** START OF Data excerpts **

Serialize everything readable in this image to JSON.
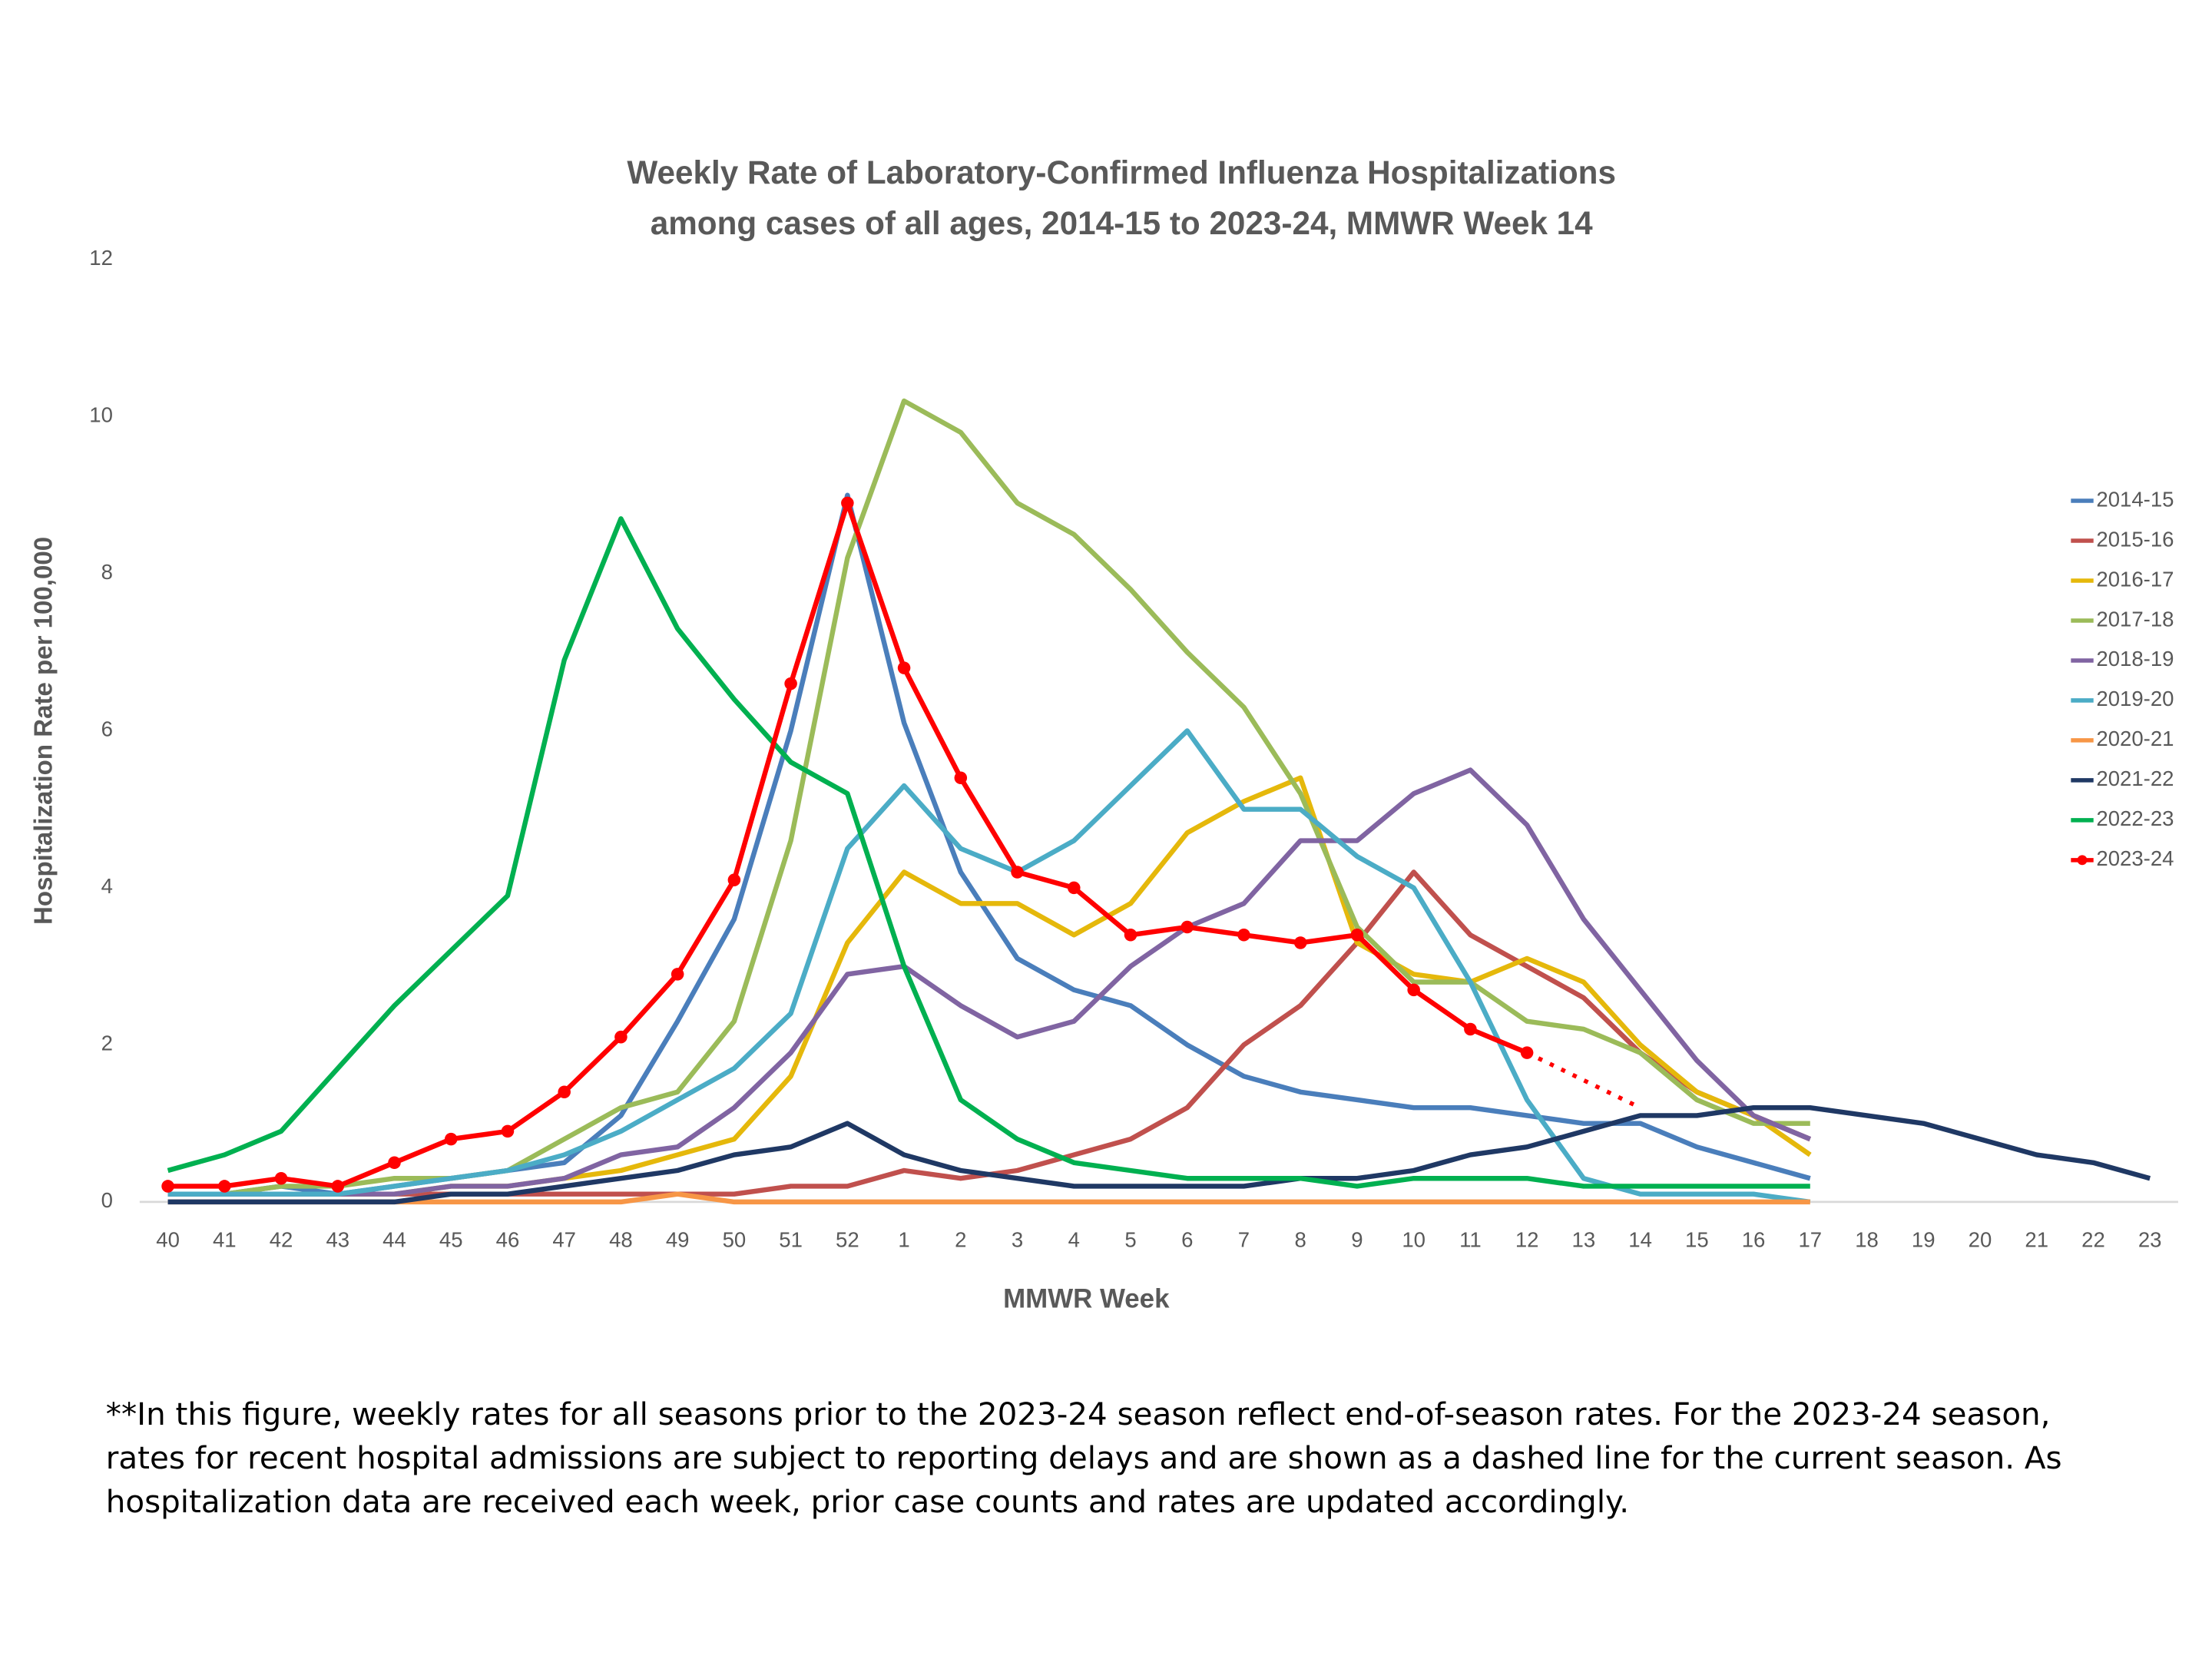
{
  "chart_data": {
    "type": "line",
    "title": [
      "Weekly Rate of Laboratory-Confirmed Influenza Hospitalizations",
      "among cases of all ages, 2014-15 to 2023-24, MMWR Week 14"
    ],
    "x_label": "MMWR Week",
    "y_label": "Hospitalization Rate per 100,000",
    "categories": [
      "40",
      "41",
      "42",
      "43",
      "44",
      "45",
      "46",
      "47",
      "48",
      "49",
      "50",
      "51",
      "52",
      "1",
      "2",
      "3",
      "4",
      "5",
      "6",
      "7",
      "8",
      "9",
      "10",
      "11",
      "12",
      "13",
      "14",
      "15",
      "16",
      "17",
      "18",
      "19",
      "20",
      "21",
      "22",
      "23"
    ],
    "ylim": [
      0,
      12
    ],
    "yticks": [
      0,
      2,
      4,
      6,
      8,
      10,
      12
    ],
    "grid": false,
    "legend": "right",
    "series": [
      {
        "name": "2014-15",
        "color": "#4a7ebb",
        "values": [
          0.1,
          0.1,
          0.2,
          0.1,
          0.2,
          0.3,
          0.4,
          0.5,
          1.1,
          2.3,
          3.6,
          6.0,
          9.0,
          6.1,
          4.2,
          3.1,
          2.7,
          2.5,
          2.0,
          1.6,
          1.4,
          1.3,
          1.2,
          1.2,
          1.1,
          1.0,
          1.0,
          0.7,
          0.5,
          0.3,
          null,
          null,
          null,
          null,
          null,
          null
        ]
      },
      {
        "name": "2015-16",
        "color": "#c0504d",
        "values": [
          0.1,
          0.1,
          0.1,
          0.1,
          0.1,
          0.1,
          0.1,
          0.1,
          0.1,
          0.1,
          0.1,
          0.2,
          0.2,
          0.4,
          0.3,
          0.4,
          0.6,
          0.8,
          1.2,
          2.0,
          2.5,
          3.3,
          4.2,
          3.4,
          3.0,
          2.6,
          1.9,
          1.4,
          1.1,
          0.8,
          null,
          null,
          null,
          null,
          null,
          null
        ]
      },
      {
        "name": "2016-17",
        "color": "#e5b80b",
        "values": [
          0.1,
          0.1,
          0.1,
          0.1,
          0.1,
          0.2,
          0.2,
          0.3,
          0.4,
          0.6,
          0.8,
          1.6,
          3.3,
          4.2,
          3.8,
          3.8,
          3.4,
          3.8,
          4.7,
          5.1,
          5.4,
          3.3,
          2.9,
          2.8,
          3.1,
          2.8,
          2.0,
          1.4,
          1.1,
          0.6,
          null,
          null,
          null,
          null,
          null,
          null
        ]
      },
      {
        "name": "2017-18",
        "color": "#9bbb59",
        "values": [
          0.1,
          0.1,
          0.2,
          0.2,
          0.3,
          0.3,
          0.4,
          0.8,
          1.2,
          1.4,
          2.3,
          4.6,
          8.2,
          10.2,
          9.8,
          8.9,
          8.5,
          7.8,
          7.0,
          6.3,
          5.2,
          3.5,
          2.8,
          2.8,
          2.3,
          2.2,
          1.9,
          1.3,
          1.0,
          1.0,
          null,
          null,
          null,
          null,
          null,
          null
        ]
      },
      {
        "name": "2018-19",
        "color": "#8064a2",
        "values": [
          0.1,
          0.1,
          0.1,
          0.1,
          0.1,
          0.2,
          0.2,
          0.3,
          0.6,
          0.7,
          1.2,
          1.9,
          2.9,
          3.0,
          2.5,
          2.1,
          2.3,
          3.0,
          3.5,
          3.8,
          4.6,
          4.6,
          5.2,
          5.5,
          4.8,
          3.6,
          2.7,
          1.8,
          1.1,
          0.8,
          null,
          null,
          null,
          null,
          null,
          null
        ]
      },
      {
        "name": "2019-20",
        "color": "#4bacc6",
        "values": [
          0.1,
          0.1,
          0.1,
          0.1,
          0.2,
          0.3,
          0.4,
          0.6,
          0.9,
          1.3,
          1.7,
          2.4,
          4.5,
          5.3,
          4.5,
          4.2,
          4.6,
          5.3,
          6.0,
          5.0,
          5.0,
          4.4,
          4.0,
          2.8,
          1.3,
          0.3,
          0.1,
          0.1,
          0.1,
          0,
          null,
          null,
          null,
          null,
          null,
          null
        ]
      },
      {
        "name": "2020-21",
        "color": "#f79646",
        "values": [
          0,
          0,
          0,
          0,
          0,
          0,
          0,
          0,
          0,
          0.1,
          0,
          0,
          0,
          0,
          0,
          0,
          0,
          0,
          0,
          0,
          0,
          0,
          0,
          0,
          0,
          0,
          0,
          0,
          0,
          0,
          null,
          null,
          null,
          null,
          null,
          null
        ]
      },
      {
        "name": "2021-22",
        "color": "#1f3864",
        "values": [
          0,
          0,
          0,
          0,
          0,
          0.1,
          0.1,
          0.2,
          0.3,
          0.4,
          0.6,
          0.7,
          1.0,
          0.6,
          0.4,
          0.3,
          0.2,
          0.2,
          0.2,
          0.2,
          0.3,
          0.3,
          0.4,
          0.6,
          0.7,
          0.9,
          1.1,
          1.1,
          1.2,
          1.2,
          1.1,
          1.0,
          0.8,
          0.6,
          0.5,
          0.3
        ]
      },
      {
        "name": "2022-23",
        "color": "#00b050",
        "values": [
          0.4,
          0.6,
          0.9,
          1.7,
          2.5,
          3.2,
          3.9,
          6.9,
          8.7,
          7.3,
          6.4,
          5.6,
          5.2,
          3.0,
          1.3,
          0.8,
          0.5,
          0.4,
          0.3,
          0.3,
          0.3,
          0.2,
          0.3,
          0.3,
          0.3,
          0.2,
          0.2,
          0.2,
          0.2,
          0.2,
          null,
          null,
          null,
          null,
          null,
          null
        ]
      },
      {
        "name": "2023-24",
        "color": "#ff0000",
        "markers": true,
        "dashed_from": "12",
        "values": [
          0.2,
          0.2,
          0.3,
          0.2,
          0.5,
          0.8,
          0.9,
          1.4,
          2.1,
          2.9,
          4.1,
          6.6,
          8.9,
          6.8,
          5.4,
          4.2,
          4.0,
          3.4,
          3.5,
          3.4,
          3.3,
          3.4,
          2.7,
          2.2,
          1.9,
          1.55,
          1.2,
          null,
          null,
          null,
          null,
          null,
          null,
          null,
          null,
          null
        ]
      }
    ],
    "note": "**In this figure, weekly rates for all seasons prior to the 2023-24 season reflect end-of-season rates. For the 2023-24 season, rates for recent hospital admissions are subject to reporting delays and are shown as a dashed line for the current season. As hospitalization data are received each week, prior case counts and rates are updated accordingly."
  }
}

** END OF Data excerpts **

- Challenge
The records above are to be reproduced exactly; the pictures are to be left out.

- Complete response
Serialize everything readable in this image to JSON.
{
  "chart_data": {
    "type": "line",
    "title": [
      "Weekly Rate of Laboratory-Confirmed Influenza Hospitalizations",
      "among cases of all ages, 2014-15 to 2023-24, MMWR Week 14"
    ],
    "x_label": "MMWR Week",
    "y_label": "Hospitalization Rate per 100,000",
    "categories": [
      "40",
      "41",
      "42",
      "43",
      "44",
      "45",
      "46",
      "47",
      "48",
      "49",
      "50",
      "51",
      "52",
      "1",
      "2",
      "3",
      "4",
      "5",
      "6",
      "7",
      "8",
      "9",
      "10",
      "11",
      "12",
      "13",
      "14",
      "15",
      "16",
      "17",
      "18",
      "19",
      "20",
      "21",
      "22",
      "23"
    ],
    "ylim": [
      0,
      12
    ],
    "yticks": [
      0,
      2,
      4,
      6,
      8,
      10,
      12
    ],
    "grid": false,
    "legend": "right",
    "series": [
      {
        "name": "2014-15",
        "color": "#4a7ebb",
        "values": [
          0.1,
          0.1,
          0.2,
          0.1,
          0.2,
          0.3,
          0.4,
          0.5,
          1.1,
          2.3,
          3.6,
          6.0,
          9.0,
          6.1,
          4.2,
          3.1,
          2.7,
          2.5,
          2.0,
          1.6,
          1.4,
          1.3,
          1.2,
          1.2,
          1.1,
          1.0,
          1.0,
          0.7,
          0.5,
          0.3,
          null,
          null,
          null,
          null,
          null,
          null
        ]
      },
      {
        "name": "2015-16",
        "color": "#c0504d",
        "values": [
          0.1,
          0.1,
          0.1,
          0.1,
          0.1,
          0.1,
          0.1,
          0.1,
          0.1,
          0.1,
          0.1,
          0.2,
          0.2,
          0.4,
          0.3,
          0.4,
          0.6,
          0.8,
          1.2,
          2.0,
          2.5,
          3.3,
          4.2,
          3.4,
          3.0,
          2.6,
          1.9,
          1.4,
          1.1,
          0.8,
          null,
          null,
          null,
          null,
          null,
          null
        ]
      },
      {
        "name": "2016-17",
        "color": "#e5b80b",
        "values": [
          0.1,
          0.1,
          0.1,
          0.1,
          0.1,
          0.2,
          0.2,
          0.3,
          0.4,
          0.6,
          0.8,
          1.6,
          3.3,
          4.2,
          3.8,
          3.8,
          3.4,
          3.8,
          4.7,
          5.1,
          5.4,
          3.3,
          2.9,
          2.8,
          3.1,
          2.8,
          2.0,
          1.4,
          1.1,
          0.6,
          null,
          null,
          null,
          null,
          null,
          null
        ]
      },
      {
        "name": "2017-18",
        "color": "#9bbb59",
        "values": [
          0.1,
          0.1,
          0.2,
          0.2,
          0.3,
          0.3,
          0.4,
          0.8,
          1.2,
          1.4,
          2.3,
          4.6,
          8.2,
          10.2,
          9.8,
          8.9,
          8.5,
          7.8,
          7.0,
          6.3,
          5.2,
          3.5,
          2.8,
          2.8,
          2.3,
          2.2,
          1.9,
          1.3,
          1.0,
          1.0,
          null,
          null,
          null,
          null,
          null,
          null
        ]
      },
      {
        "name": "2018-19",
        "color": "#8064a2",
        "values": [
          0.1,
          0.1,
          0.1,
          0.1,
          0.1,
          0.2,
          0.2,
          0.3,
          0.6,
          0.7,
          1.2,
          1.9,
          2.9,
          3.0,
          2.5,
          2.1,
          2.3,
          3.0,
          3.5,
          3.8,
          4.6,
          4.6,
          5.2,
          5.5,
          4.8,
          3.6,
          2.7,
          1.8,
          1.1,
          0.8,
          null,
          null,
          null,
          null,
          null,
          null
        ]
      },
      {
        "name": "2019-20",
        "color": "#4bacc6",
        "values": [
          0.1,
          0.1,
          0.1,
          0.1,
          0.2,
          0.3,
          0.4,
          0.6,
          0.9,
          1.3,
          1.7,
          2.4,
          4.5,
          5.3,
          4.5,
          4.2,
          4.6,
          5.3,
          6.0,
          5.0,
          5.0,
          4.4,
          4.0,
          2.8,
          1.3,
          0.3,
          0.1,
          0.1,
          0.1,
          0,
          null,
          null,
          null,
          null,
          null,
          null
        ]
      },
      {
        "name": "2020-21",
        "color": "#f79646",
        "values": [
          0,
          0,
          0,
          0,
          0,
          0,
          0,
          0,
          0,
          0.1,
          0,
          0,
          0,
          0,
          0,
          0,
          0,
          0,
          0,
          0,
          0,
          0,
          0,
          0,
          0,
          0,
          0,
          0,
          0,
          0,
          null,
          null,
          null,
          null,
          null,
          null
        ]
      },
      {
        "name": "2021-22",
        "color": "#1f3864",
        "values": [
          0,
          0,
          0,
          0,
          0,
          0.1,
          0.1,
          0.2,
          0.3,
          0.4,
          0.6,
          0.7,
          1.0,
          0.6,
          0.4,
          0.3,
          0.2,
          0.2,
          0.2,
          0.2,
          0.3,
          0.3,
          0.4,
          0.6,
          0.7,
          0.9,
          1.1,
          1.1,
          1.2,
          1.2,
          1.1,
          1.0,
          0.8,
          0.6,
          0.5,
          0.3
        ]
      },
      {
        "name": "2022-23",
        "color": "#00b050",
        "values": [
          0.4,
          0.6,
          0.9,
          1.7,
          2.5,
          3.2,
          3.9,
          6.9,
          8.7,
          7.3,
          6.4,
          5.6,
          5.2,
          3.0,
          1.3,
          0.8,
          0.5,
          0.4,
          0.3,
          0.3,
          0.3,
          0.2,
          0.3,
          0.3,
          0.3,
          0.2,
          0.2,
          0.2,
          0.2,
          0.2,
          null,
          null,
          null,
          null,
          null,
          null
        ]
      },
      {
        "name": "2023-24",
        "color": "#ff0000",
        "markers": true,
        "dashed_from": "12",
        "values": [
          0.2,
          0.2,
          0.3,
          0.2,
          0.5,
          0.8,
          0.9,
          1.4,
          2.1,
          2.9,
          4.1,
          6.6,
          8.9,
          6.8,
          5.4,
          4.2,
          4.0,
          3.4,
          3.5,
          3.4,
          3.3,
          3.4,
          2.7,
          2.2,
          1.9,
          1.55,
          1.2,
          null,
          null,
          null,
          null,
          null,
          null,
          null,
          null,
          null
        ]
      }
    ],
    "note": "**In this figure, weekly rates for all seasons prior to the 2023-24 season reflect end-of-season rates. For the 2023-24 season, rates for recent hospital admissions are subject to reporting delays and are shown as a dashed line for the current season. As hospitalization data are received each week, prior case counts and rates are updated accordingly."
  }
}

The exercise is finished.